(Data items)

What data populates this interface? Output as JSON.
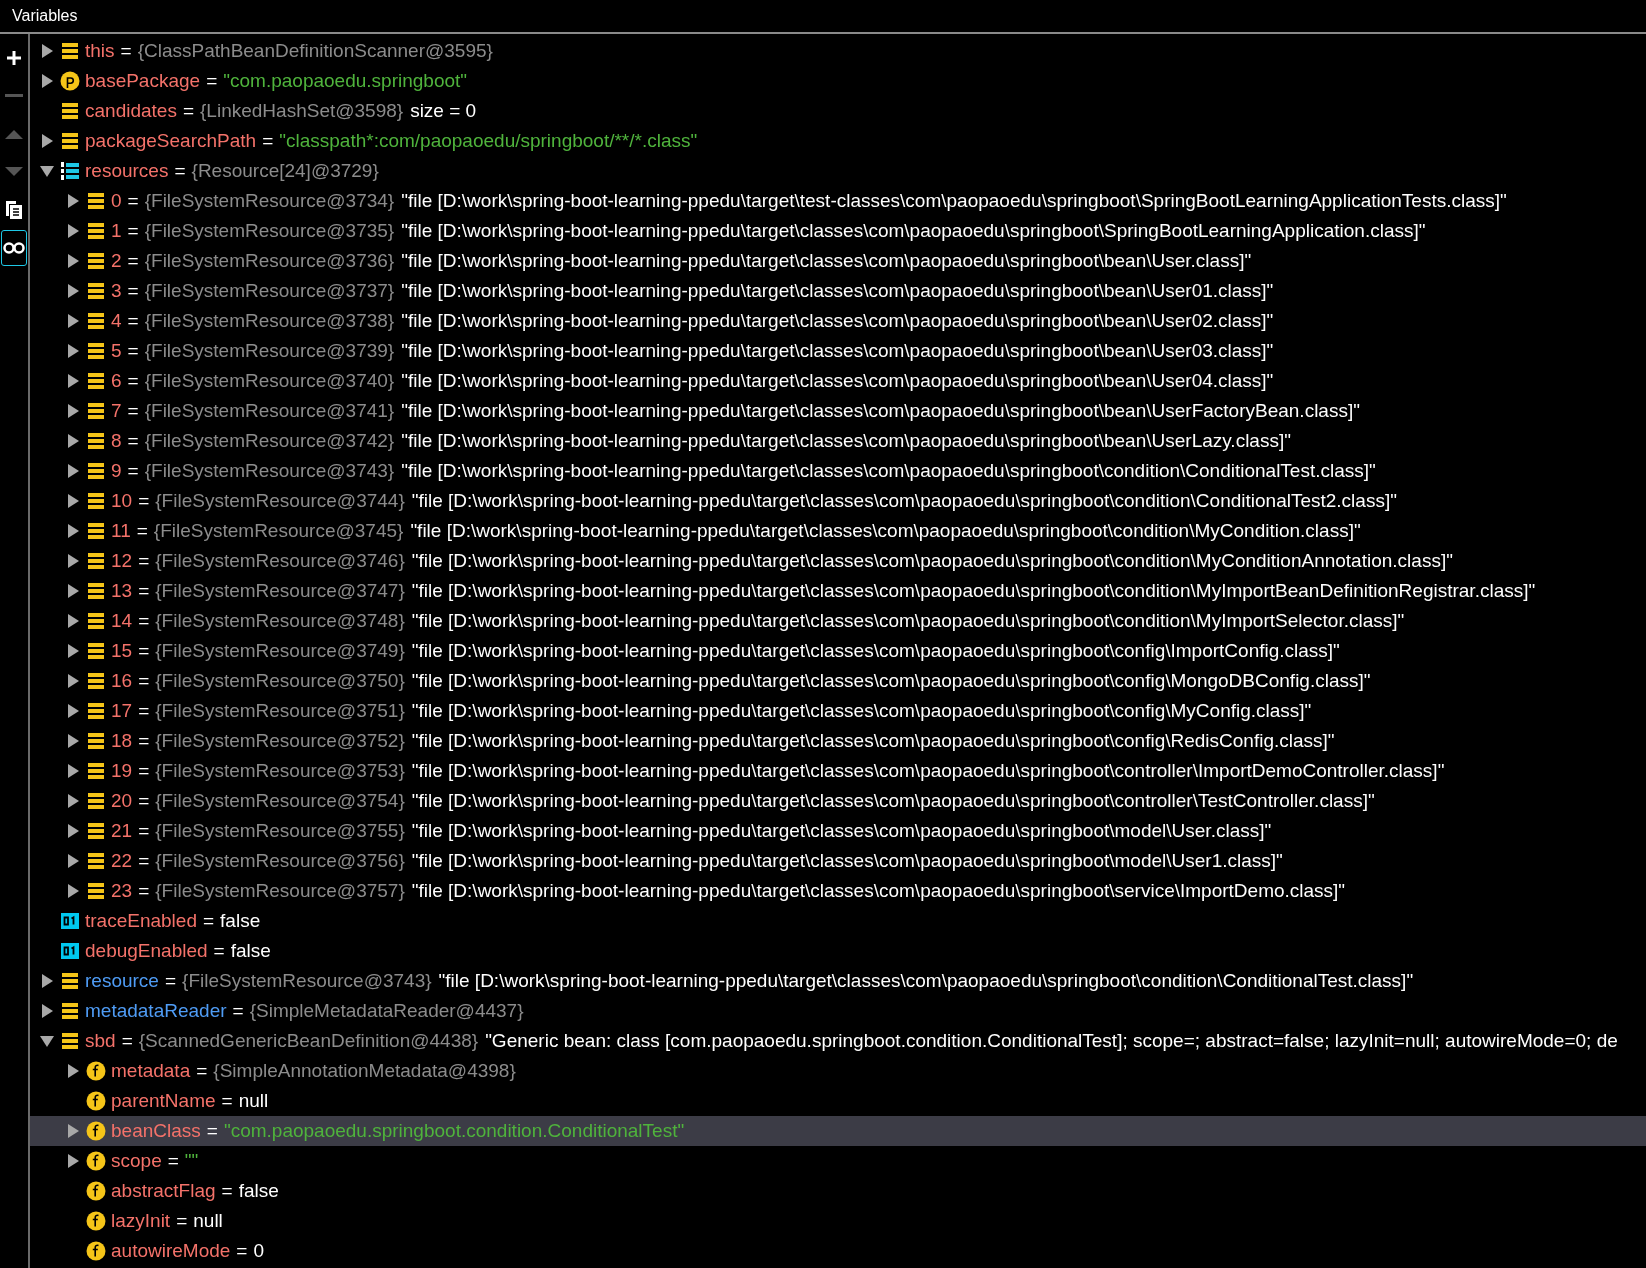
{
  "panel": {
    "title": "Variables"
  },
  "toolbar": [
    {
      "kind": "add",
      "on": false
    },
    {
      "kind": "remove",
      "on": false
    },
    {
      "kind": "up",
      "on": false
    },
    {
      "kind": "down",
      "on": false
    },
    {
      "kind": "copy",
      "on": false
    },
    {
      "kind": "watch",
      "on": true
    }
  ],
  "variables": [
    {
      "name": "this",
      "color": "#f4726a",
      "kind": "object",
      "expanded": false,
      "selected": false,
      "eq": "=",
      "value": [
        {
          "kind": "ref",
          "text": "{ClassPathBeanDefinitionScanner@3595}"
        }
      ]
    },
    {
      "name": "basePackage",
      "color": "#f4726a",
      "kind": "param",
      "expanded": false,
      "selected": false,
      "eq": "=",
      "value": [
        {
          "kind": "string",
          "text": "\"com.paopaoedu.springboot\""
        }
      ]
    },
    {
      "name": "candidates",
      "color": "#f4726a",
      "kind": "object",
      "selected": false,
      "eq": "=",
      "value": [
        {
          "kind": "ref",
          "text": "{LinkedHashSet@3598}"
        },
        {
          "kind": "text",
          "text": "size = 0"
        }
      ]
    },
    {
      "name": "packageSearchPath",
      "color": "#f4726a",
      "kind": "object",
      "expanded": false,
      "selected": false,
      "eq": "=",
      "value": [
        {
          "kind": "string",
          "text": "\"classpath*:com/paopaoedu/springboot/**/*.class\""
        }
      ]
    },
    {
      "name": "resources",
      "color": "#f4726a",
      "kind": "array",
      "expanded": true,
      "selected": false,
      "eq": "=",
      "value": [
        {
          "kind": "ref",
          "text": "{Resource[24]@3729}"
        }
      ],
      "children": [
        {
          "name": "0",
          "color": "#f4726a",
          "kind": "object",
          "expanded": false,
          "selected": false,
          "eq": "=",
          "value": [
            {
              "kind": "ref",
              "text": "{FileSystemResource@3734}"
            },
            {
              "kind": "text",
              "text": "\"file [D:\\work\\spring-boot-learning-ppedu\\target\\test-classes\\com\\paopaoedu\\springboot\\SpringBootLearningApplicationTests.class]\""
            }
          ]
        },
        {
          "name": "1",
          "color": "#f4726a",
          "kind": "object",
          "expanded": false,
          "selected": false,
          "eq": "=",
          "value": [
            {
              "kind": "ref",
              "text": "{FileSystemResource@3735}"
            },
            {
              "kind": "text",
              "text": "\"file [D:\\work\\spring-boot-learning-ppedu\\target\\classes\\com\\paopaoedu\\springboot\\SpringBootLearningApplication.class]\""
            }
          ]
        },
        {
          "name": "2",
          "color": "#f4726a",
          "kind": "object",
          "expanded": false,
          "selected": false,
          "eq": "=",
          "value": [
            {
              "kind": "ref",
              "text": "{FileSystemResource@3736}"
            },
            {
              "kind": "text",
              "text": "\"file [D:\\work\\spring-boot-learning-ppedu\\target\\classes\\com\\paopaoedu\\springboot\\bean\\User.class]\""
            }
          ]
        },
        {
          "name": "3",
          "color": "#f4726a",
          "kind": "object",
          "expanded": false,
          "selected": false,
          "eq": "=",
          "value": [
            {
              "kind": "ref",
              "text": "{FileSystemResource@3737}"
            },
            {
              "kind": "text",
              "text": "\"file [D:\\work\\spring-boot-learning-ppedu\\target\\classes\\com\\paopaoedu\\springboot\\bean\\User01.class]\""
            }
          ]
        },
        {
          "name": "4",
          "color": "#f4726a",
          "kind": "object",
          "expanded": false,
          "selected": false,
          "eq": "=",
          "value": [
            {
              "kind": "ref",
              "text": "{FileSystemResource@3738}"
            },
            {
              "kind": "text",
              "text": "\"file [D:\\work\\spring-boot-learning-ppedu\\target\\classes\\com\\paopaoedu\\springboot\\bean\\User02.class]\""
            }
          ]
        },
        {
          "name": "5",
          "color": "#f4726a",
          "kind": "object",
          "expanded": false,
          "selected": false,
          "eq": "=",
          "value": [
            {
              "kind": "ref",
              "text": "{FileSystemResource@3739}"
            },
            {
              "kind": "text",
              "text": "\"file [D:\\work\\spring-boot-learning-ppedu\\target\\classes\\com\\paopaoedu\\springboot\\bean\\User03.class]\""
            }
          ]
        },
        {
          "name": "6",
          "color": "#f4726a",
          "kind": "object",
          "expanded": false,
          "selected": false,
          "eq": "=",
          "value": [
            {
              "kind": "ref",
              "text": "{FileSystemResource@3740}"
            },
            {
              "kind": "text",
              "text": "\"file [D:\\work\\spring-boot-learning-ppedu\\target\\classes\\com\\paopaoedu\\springboot\\bean\\User04.class]\""
            }
          ]
        },
        {
          "name": "7",
          "color": "#f4726a",
          "kind": "object",
          "expanded": false,
          "selected": false,
          "eq": "=",
          "value": [
            {
              "kind": "ref",
              "text": "{FileSystemResource@3741}"
            },
            {
              "kind": "text",
              "text": "\"file [D:\\work\\spring-boot-learning-ppedu\\target\\classes\\com\\paopaoedu\\springboot\\bean\\UserFactoryBean.class]\""
            }
          ]
        },
        {
          "name": "8",
          "color": "#f4726a",
          "kind": "object",
          "expanded": false,
          "selected": false,
          "eq": "=",
          "value": [
            {
              "kind": "ref",
              "text": "{FileSystemResource@3742}"
            },
            {
              "kind": "text",
              "text": "\"file [D:\\work\\spring-boot-learning-ppedu\\target\\classes\\com\\paopaoedu\\springboot\\bean\\UserLazy.class]\""
            }
          ]
        },
        {
          "name": "9",
          "color": "#f4726a",
          "kind": "object",
          "expanded": false,
          "selected": false,
          "eq": "=",
          "value": [
            {
              "kind": "ref",
              "text": "{FileSystemResource@3743}"
            },
            {
              "kind": "text",
              "text": "\"file [D:\\work\\spring-boot-learning-ppedu\\target\\classes\\com\\paopaoedu\\springboot\\condition\\ConditionalTest.class]\""
            }
          ]
        },
        {
          "name": "10",
          "color": "#f4726a",
          "kind": "object",
          "expanded": false,
          "selected": false,
          "eq": "=",
          "value": [
            {
              "kind": "ref",
              "text": "{FileSystemResource@3744}"
            },
            {
              "kind": "text",
              "text": "\"file [D:\\work\\spring-boot-learning-ppedu\\target\\classes\\com\\paopaoedu\\springboot\\condition\\ConditionalTest2.class]\""
            }
          ]
        },
        {
          "name": "11",
          "color": "#f4726a",
          "kind": "object",
          "expanded": false,
          "selected": false,
          "eq": "=",
          "value": [
            {
              "kind": "ref",
              "text": "{FileSystemResource@3745}"
            },
            {
              "kind": "text",
              "text": "\"file [D:\\work\\spring-boot-learning-ppedu\\target\\classes\\com\\paopaoedu\\springboot\\condition\\MyCondition.class]\""
            }
          ]
        },
        {
          "name": "12",
          "color": "#f4726a",
          "kind": "object",
          "expanded": false,
          "selected": false,
          "eq": "=",
          "value": [
            {
              "kind": "ref",
              "text": "{FileSystemResource@3746}"
            },
            {
              "kind": "text",
              "text": "\"file [D:\\work\\spring-boot-learning-ppedu\\target\\classes\\com\\paopaoedu\\springboot\\condition\\MyConditionAnnotation.class]\""
            }
          ]
        },
        {
          "name": "13",
          "color": "#f4726a",
          "kind": "object",
          "expanded": false,
          "selected": false,
          "eq": "=",
          "value": [
            {
              "kind": "ref",
              "text": "{FileSystemResource@3747}"
            },
            {
              "kind": "text",
              "text": "\"file [D:\\work\\spring-boot-learning-ppedu\\target\\classes\\com\\paopaoedu\\springboot\\condition\\MyImportBeanDefinitionRegistrar.class]\""
            }
          ]
        },
        {
          "name": "14",
          "color": "#f4726a",
          "kind": "object",
          "expanded": false,
          "selected": false,
          "eq": "=",
          "value": [
            {
              "kind": "ref",
              "text": "{FileSystemResource@3748}"
            },
            {
              "kind": "text",
              "text": "\"file [D:\\work\\spring-boot-learning-ppedu\\target\\classes\\com\\paopaoedu\\springboot\\condition\\MyImportSelector.class]\""
            }
          ]
        },
        {
          "name": "15",
          "color": "#f4726a",
          "kind": "object",
          "expanded": false,
          "selected": false,
          "eq": "=",
          "value": [
            {
              "kind": "ref",
              "text": "{FileSystemResource@3749}"
            },
            {
              "kind": "text",
              "text": "\"file [D:\\work\\spring-boot-learning-ppedu\\target\\classes\\com\\paopaoedu\\springboot\\config\\ImportConfig.class]\""
            }
          ]
        },
        {
          "name": "16",
          "color": "#f4726a",
          "kind": "object",
          "expanded": false,
          "selected": false,
          "eq": "=",
          "value": [
            {
              "kind": "ref",
              "text": "{FileSystemResource@3750}"
            },
            {
              "kind": "text",
              "text": "\"file [D:\\work\\spring-boot-learning-ppedu\\target\\classes\\com\\paopaoedu\\springboot\\config\\MongoDBConfig.class]\""
            }
          ]
        },
        {
          "name": "17",
          "color": "#f4726a",
          "kind": "object",
          "expanded": false,
          "selected": false,
          "eq": "=",
          "value": [
            {
              "kind": "ref",
              "text": "{FileSystemResource@3751}"
            },
            {
              "kind": "text",
              "text": "\"file [D:\\work\\spring-boot-learning-ppedu\\target\\classes\\com\\paopaoedu\\springboot\\config\\MyConfig.class]\""
            }
          ]
        },
        {
          "name": "18",
          "color": "#f4726a",
          "kind": "object",
          "expanded": false,
          "selected": false,
          "eq": "=",
          "value": [
            {
              "kind": "ref",
              "text": "{FileSystemResource@3752}"
            },
            {
              "kind": "text",
              "text": "\"file [D:\\work\\spring-boot-learning-ppedu\\target\\classes\\com\\paopaoedu\\springboot\\config\\RedisConfig.class]\""
            }
          ]
        },
        {
          "name": "19",
          "color": "#f4726a",
          "kind": "object",
          "expanded": false,
          "selected": false,
          "eq": "=",
          "value": [
            {
              "kind": "ref",
              "text": "{FileSystemResource@3753}"
            },
            {
              "kind": "text",
              "text": "\"file [D:\\work\\spring-boot-learning-ppedu\\target\\classes\\com\\paopaoedu\\springboot\\controller\\ImportDemoController.class]\""
            }
          ]
        },
        {
          "name": "20",
          "color": "#f4726a",
          "kind": "object",
          "expanded": false,
          "selected": false,
          "eq": "=",
          "value": [
            {
              "kind": "ref",
              "text": "{FileSystemResource@3754}"
            },
            {
              "kind": "text",
              "text": "\"file [D:\\work\\spring-boot-learning-ppedu\\target\\classes\\com\\paopaoedu\\springboot\\controller\\TestController.class]\""
            }
          ]
        },
        {
          "name": "21",
          "color": "#f4726a",
          "kind": "object",
          "expanded": false,
          "selected": false,
          "eq": "=",
          "value": [
            {
              "kind": "ref",
              "text": "{FileSystemResource@3755}"
            },
            {
              "kind": "text",
              "text": "\"file [D:\\work\\spring-boot-learning-ppedu\\target\\classes\\com\\paopaoedu\\springboot\\model\\User.class]\""
            }
          ]
        },
        {
          "name": "22",
          "color": "#f4726a",
          "kind": "object",
          "expanded": false,
          "selected": false,
          "eq": "=",
          "value": [
            {
              "kind": "ref",
              "text": "{FileSystemResource@3756}"
            },
            {
              "kind": "text",
              "text": "\"file [D:\\work\\spring-boot-learning-ppedu\\target\\classes\\com\\paopaoedu\\springboot\\model\\User1.class]\""
            }
          ]
        },
        {
          "name": "23",
          "color": "#f4726a",
          "kind": "object",
          "expanded": false,
          "selected": false,
          "eq": "=",
          "value": [
            {
              "kind": "ref",
              "text": "{FileSystemResource@3757}"
            },
            {
              "kind": "text",
              "text": "\"file [D:\\work\\spring-boot-learning-ppedu\\target\\classes\\com\\paopaoedu\\springboot\\service\\ImportDemo.class]\""
            }
          ]
        }
      ]
    },
    {
      "name": "traceEnabled",
      "color": "#f4726a",
      "kind": "primitive",
      "selected": false,
      "eq": "=",
      "value": [
        {
          "kind": "text",
          "text": "false"
        }
      ]
    },
    {
      "name": "debugEnabled",
      "color": "#f4726a",
      "kind": "primitive",
      "selected": false,
      "eq": "=",
      "value": [
        {
          "kind": "text",
          "text": "false"
        }
      ]
    },
    {
      "name": "resource",
      "color": "#4f9cf5",
      "kind": "object",
      "expanded": false,
      "selected": false,
      "eq": "=",
      "value": [
        {
          "kind": "ref",
          "text": "{FileSystemResource@3743}"
        },
        {
          "kind": "text",
          "text": "\"file [D:\\work\\spring-boot-learning-ppedu\\target\\classes\\com\\paopaoedu\\springboot\\condition\\ConditionalTest.class]\""
        }
      ]
    },
    {
      "name": "metadataReader",
      "color": "#4f9cf5",
      "kind": "object",
      "expanded": false,
      "selected": false,
      "eq": "=",
      "value": [
        {
          "kind": "ref",
          "text": "{SimpleMetadataReader@4437}"
        }
      ]
    },
    {
      "name": "sbd",
      "color": "#f4726a",
      "kind": "object",
      "expanded": true,
      "selected": false,
      "eq": "=",
      "value": [
        {
          "kind": "ref",
          "text": "{ScannedGenericBeanDefinition@4438}"
        },
        {
          "kind": "text",
          "text": "\"Generic bean: class [com.paopaoedu.springboot.condition.ConditionalTest]; scope=; abstract=false; lazyInit=null; autowireMode=0; de"
        }
      ],
      "children": [
        {
          "name": "metadata",
          "color": "#f4726a",
          "kind": "field",
          "expanded": false,
          "selected": false,
          "eq": "=",
          "value": [
            {
              "kind": "ref",
              "text": "{SimpleAnnotationMetadata@4398}"
            }
          ]
        },
        {
          "name": "parentName",
          "color": "#f4726a",
          "kind": "field",
          "selected": false,
          "eq": "=",
          "value": [
            {
              "kind": "text",
              "text": "null"
            }
          ]
        },
        {
          "name": "beanClass",
          "color": "#f4726a",
          "kind": "field",
          "expanded": false,
          "selected": true,
          "eq": "=",
          "value": [
            {
              "kind": "string",
              "text": "\"com.paopaoedu.springboot.condition.ConditionalTest\""
            }
          ]
        },
        {
          "name": "scope",
          "color": "#f4726a",
          "kind": "field",
          "expanded": false,
          "selected": false,
          "eq": "=",
          "value": [
            {
              "kind": "string",
              "text": "\"\""
            }
          ]
        },
        {
          "name": "abstractFlag",
          "color": "#f4726a",
          "kind": "field",
          "selected": false,
          "eq": "=",
          "value": [
            {
              "kind": "text",
              "text": "false"
            }
          ]
        },
        {
          "name": "lazyInit",
          "color": "#f4726a",
          "kind": "field",
          "selected": false,
          "eq": "=",
          "value": [
            {
              "kind": "text",
              "text": "null"
            }
          ]
        },
        {
          "name": "autowireMode",
          "color": "#f4726a",
          "kind": "field",
          "selected": false,
          "eq": "=",
          "value": [
            {
              "kind": "text",
              "text": "0"
            }
          ]
        }
      ]
    }
  ]
}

DIRECTIVE:
Copy every line above in which the string "true" shows up.

SOLUTION TO THIS PROBLEM:
      "on": true
      "expanded": true,
      "expanded": true,
          "selected": true,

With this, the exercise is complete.